DIRECTIONS FOR THIS TASK » Report every line below that holds the word "name".

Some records

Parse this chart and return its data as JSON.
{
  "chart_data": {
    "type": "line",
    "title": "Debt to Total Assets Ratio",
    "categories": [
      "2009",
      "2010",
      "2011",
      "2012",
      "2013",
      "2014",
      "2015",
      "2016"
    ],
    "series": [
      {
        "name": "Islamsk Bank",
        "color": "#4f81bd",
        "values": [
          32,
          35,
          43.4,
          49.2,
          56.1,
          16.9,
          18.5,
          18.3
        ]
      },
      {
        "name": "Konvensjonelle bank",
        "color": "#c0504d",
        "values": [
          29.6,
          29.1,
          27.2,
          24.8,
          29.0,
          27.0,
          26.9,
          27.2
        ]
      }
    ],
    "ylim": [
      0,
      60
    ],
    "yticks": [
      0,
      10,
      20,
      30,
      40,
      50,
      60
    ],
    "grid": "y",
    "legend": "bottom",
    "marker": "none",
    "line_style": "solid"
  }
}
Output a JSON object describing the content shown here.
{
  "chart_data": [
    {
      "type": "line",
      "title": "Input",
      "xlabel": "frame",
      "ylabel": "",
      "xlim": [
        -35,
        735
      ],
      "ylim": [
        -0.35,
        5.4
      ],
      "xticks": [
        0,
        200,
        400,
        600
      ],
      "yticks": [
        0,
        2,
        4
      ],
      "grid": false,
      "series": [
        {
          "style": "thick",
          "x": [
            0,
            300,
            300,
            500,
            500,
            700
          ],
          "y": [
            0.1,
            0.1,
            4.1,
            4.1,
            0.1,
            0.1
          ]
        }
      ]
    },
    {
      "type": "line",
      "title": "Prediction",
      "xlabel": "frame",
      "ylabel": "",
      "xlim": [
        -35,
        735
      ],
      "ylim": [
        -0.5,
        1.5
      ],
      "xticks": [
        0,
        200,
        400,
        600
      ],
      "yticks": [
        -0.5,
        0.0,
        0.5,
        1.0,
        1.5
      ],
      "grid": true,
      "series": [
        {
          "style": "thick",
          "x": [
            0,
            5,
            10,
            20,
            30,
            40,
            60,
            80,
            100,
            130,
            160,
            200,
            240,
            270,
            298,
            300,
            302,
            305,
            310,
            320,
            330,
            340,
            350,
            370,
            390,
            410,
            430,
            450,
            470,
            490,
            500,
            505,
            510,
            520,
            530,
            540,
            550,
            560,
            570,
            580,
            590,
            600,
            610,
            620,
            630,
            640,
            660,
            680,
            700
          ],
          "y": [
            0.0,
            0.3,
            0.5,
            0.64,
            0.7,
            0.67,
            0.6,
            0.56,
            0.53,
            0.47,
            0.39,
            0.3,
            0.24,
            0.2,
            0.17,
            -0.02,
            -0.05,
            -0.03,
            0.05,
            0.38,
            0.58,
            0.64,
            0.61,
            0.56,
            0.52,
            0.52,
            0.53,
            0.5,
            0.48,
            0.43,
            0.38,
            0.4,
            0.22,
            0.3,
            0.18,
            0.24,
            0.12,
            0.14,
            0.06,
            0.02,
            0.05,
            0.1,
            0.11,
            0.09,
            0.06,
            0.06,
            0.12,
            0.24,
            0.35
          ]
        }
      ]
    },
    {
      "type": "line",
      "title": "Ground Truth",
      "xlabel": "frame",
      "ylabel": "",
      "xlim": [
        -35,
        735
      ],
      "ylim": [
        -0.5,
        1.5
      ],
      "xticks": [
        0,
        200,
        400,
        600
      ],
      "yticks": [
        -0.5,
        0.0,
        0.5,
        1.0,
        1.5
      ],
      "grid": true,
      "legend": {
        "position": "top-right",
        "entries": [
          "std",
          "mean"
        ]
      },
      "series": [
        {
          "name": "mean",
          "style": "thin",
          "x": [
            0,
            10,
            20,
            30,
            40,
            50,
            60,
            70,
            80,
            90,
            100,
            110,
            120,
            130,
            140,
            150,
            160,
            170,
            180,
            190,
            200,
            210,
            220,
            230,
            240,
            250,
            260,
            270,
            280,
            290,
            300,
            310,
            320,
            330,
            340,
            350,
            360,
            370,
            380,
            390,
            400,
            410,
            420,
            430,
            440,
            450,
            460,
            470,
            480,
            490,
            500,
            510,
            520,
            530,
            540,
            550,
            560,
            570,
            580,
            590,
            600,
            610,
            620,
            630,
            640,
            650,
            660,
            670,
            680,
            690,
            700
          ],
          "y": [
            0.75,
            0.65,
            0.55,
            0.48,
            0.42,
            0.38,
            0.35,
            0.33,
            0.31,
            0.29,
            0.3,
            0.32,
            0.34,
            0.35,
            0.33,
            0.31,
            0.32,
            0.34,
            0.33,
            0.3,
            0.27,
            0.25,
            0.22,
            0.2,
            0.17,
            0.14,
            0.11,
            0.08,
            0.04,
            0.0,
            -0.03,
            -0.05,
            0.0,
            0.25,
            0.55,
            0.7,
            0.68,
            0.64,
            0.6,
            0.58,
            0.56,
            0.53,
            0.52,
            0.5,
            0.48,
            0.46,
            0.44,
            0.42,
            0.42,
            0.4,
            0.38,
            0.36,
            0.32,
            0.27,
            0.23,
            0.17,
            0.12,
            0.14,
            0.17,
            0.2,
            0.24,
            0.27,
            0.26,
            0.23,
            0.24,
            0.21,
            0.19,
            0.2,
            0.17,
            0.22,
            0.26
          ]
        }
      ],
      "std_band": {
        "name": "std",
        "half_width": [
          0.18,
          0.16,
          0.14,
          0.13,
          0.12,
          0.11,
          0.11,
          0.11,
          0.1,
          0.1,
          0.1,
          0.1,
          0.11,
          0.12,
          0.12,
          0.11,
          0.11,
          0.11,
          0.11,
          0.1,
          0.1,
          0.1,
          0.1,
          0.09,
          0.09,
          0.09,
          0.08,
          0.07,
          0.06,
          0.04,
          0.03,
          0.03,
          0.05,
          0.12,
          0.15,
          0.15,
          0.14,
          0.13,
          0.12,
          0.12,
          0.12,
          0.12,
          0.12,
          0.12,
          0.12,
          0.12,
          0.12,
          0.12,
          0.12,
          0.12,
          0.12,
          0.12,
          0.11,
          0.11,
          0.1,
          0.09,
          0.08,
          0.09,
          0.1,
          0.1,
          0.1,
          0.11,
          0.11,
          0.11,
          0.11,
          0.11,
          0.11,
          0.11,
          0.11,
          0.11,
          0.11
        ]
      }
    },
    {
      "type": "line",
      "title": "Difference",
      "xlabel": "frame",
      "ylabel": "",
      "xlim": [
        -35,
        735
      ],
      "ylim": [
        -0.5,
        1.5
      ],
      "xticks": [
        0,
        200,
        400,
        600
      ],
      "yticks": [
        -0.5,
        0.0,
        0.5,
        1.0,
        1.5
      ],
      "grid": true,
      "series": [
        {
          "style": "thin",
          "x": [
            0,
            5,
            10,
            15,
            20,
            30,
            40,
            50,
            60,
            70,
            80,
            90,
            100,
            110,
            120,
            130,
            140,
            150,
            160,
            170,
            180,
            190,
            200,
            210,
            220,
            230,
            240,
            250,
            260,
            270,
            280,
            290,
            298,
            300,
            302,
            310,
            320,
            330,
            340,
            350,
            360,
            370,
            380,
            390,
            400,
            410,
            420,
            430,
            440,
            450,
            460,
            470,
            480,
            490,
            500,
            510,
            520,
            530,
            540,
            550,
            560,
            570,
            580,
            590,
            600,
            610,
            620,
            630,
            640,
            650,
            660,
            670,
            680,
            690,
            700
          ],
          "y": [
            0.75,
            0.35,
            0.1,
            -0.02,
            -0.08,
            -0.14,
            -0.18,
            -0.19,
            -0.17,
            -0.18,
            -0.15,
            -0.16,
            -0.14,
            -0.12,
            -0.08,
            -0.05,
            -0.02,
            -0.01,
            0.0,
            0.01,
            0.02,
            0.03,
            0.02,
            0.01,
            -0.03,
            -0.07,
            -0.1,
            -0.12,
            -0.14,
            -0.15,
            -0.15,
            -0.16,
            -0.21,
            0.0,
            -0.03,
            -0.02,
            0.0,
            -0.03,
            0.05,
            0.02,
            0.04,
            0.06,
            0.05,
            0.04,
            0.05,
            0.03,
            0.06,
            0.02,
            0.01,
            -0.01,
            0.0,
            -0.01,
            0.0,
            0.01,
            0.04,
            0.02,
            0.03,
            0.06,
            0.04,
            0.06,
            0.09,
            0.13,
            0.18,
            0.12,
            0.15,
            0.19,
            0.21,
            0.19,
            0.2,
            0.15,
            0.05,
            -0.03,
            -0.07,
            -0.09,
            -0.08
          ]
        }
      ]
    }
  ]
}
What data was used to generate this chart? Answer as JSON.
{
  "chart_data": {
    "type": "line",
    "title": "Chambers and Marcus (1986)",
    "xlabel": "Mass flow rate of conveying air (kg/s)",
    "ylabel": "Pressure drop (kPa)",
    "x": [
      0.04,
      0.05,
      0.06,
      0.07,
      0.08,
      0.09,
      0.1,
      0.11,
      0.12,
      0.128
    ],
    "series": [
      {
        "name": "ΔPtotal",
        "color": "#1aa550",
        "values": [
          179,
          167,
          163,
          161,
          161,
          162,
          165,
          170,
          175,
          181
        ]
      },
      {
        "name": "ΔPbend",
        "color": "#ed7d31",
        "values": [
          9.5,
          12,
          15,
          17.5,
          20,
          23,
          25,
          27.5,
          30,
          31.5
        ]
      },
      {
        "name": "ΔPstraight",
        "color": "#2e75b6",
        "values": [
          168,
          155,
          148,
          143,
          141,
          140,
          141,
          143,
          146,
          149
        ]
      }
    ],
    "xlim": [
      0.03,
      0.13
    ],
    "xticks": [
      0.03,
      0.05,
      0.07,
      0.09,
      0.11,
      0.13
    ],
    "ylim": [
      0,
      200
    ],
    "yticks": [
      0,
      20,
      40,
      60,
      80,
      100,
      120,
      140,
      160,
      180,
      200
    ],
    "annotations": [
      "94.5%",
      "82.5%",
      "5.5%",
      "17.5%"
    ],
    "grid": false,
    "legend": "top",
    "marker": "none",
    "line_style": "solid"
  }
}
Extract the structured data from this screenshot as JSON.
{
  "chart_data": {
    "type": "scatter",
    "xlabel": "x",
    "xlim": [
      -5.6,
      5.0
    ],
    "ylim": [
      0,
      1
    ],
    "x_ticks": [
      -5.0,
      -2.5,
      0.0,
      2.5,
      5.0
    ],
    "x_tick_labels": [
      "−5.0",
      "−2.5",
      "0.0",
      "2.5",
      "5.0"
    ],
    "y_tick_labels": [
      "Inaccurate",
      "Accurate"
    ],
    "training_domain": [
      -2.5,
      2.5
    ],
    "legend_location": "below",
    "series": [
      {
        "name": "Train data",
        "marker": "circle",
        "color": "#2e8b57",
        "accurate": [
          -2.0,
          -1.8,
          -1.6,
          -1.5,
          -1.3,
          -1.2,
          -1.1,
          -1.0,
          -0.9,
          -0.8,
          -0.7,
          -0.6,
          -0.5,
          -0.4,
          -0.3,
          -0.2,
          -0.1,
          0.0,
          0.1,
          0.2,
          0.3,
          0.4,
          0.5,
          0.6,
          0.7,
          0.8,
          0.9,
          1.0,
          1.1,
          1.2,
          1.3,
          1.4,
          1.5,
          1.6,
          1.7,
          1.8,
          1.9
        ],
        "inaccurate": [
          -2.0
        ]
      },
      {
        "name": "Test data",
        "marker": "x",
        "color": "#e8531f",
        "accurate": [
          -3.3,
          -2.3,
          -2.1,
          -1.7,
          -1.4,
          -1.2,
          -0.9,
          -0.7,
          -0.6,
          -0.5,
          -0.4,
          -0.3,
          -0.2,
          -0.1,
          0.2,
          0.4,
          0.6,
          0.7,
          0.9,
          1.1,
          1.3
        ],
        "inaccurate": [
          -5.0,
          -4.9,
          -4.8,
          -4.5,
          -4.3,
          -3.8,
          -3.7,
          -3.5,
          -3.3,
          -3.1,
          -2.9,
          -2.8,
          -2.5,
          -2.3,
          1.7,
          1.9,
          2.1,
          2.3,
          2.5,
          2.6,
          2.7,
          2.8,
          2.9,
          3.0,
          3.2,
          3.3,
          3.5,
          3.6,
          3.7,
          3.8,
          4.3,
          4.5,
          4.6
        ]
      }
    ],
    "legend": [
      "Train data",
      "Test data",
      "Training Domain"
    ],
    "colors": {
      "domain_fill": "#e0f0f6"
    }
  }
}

ANSWER TO THE PROBLEM »
        "name": "Islamsk Bank",
        "name": "Konvensjonelle bank",
          "name": "mean",
        "name": "std",
        "name": "ΔPtotal",
        "name": "ΔPbend",
        "name": "ΔPstraight",
        "name": "Train data",
        "name": "Test data",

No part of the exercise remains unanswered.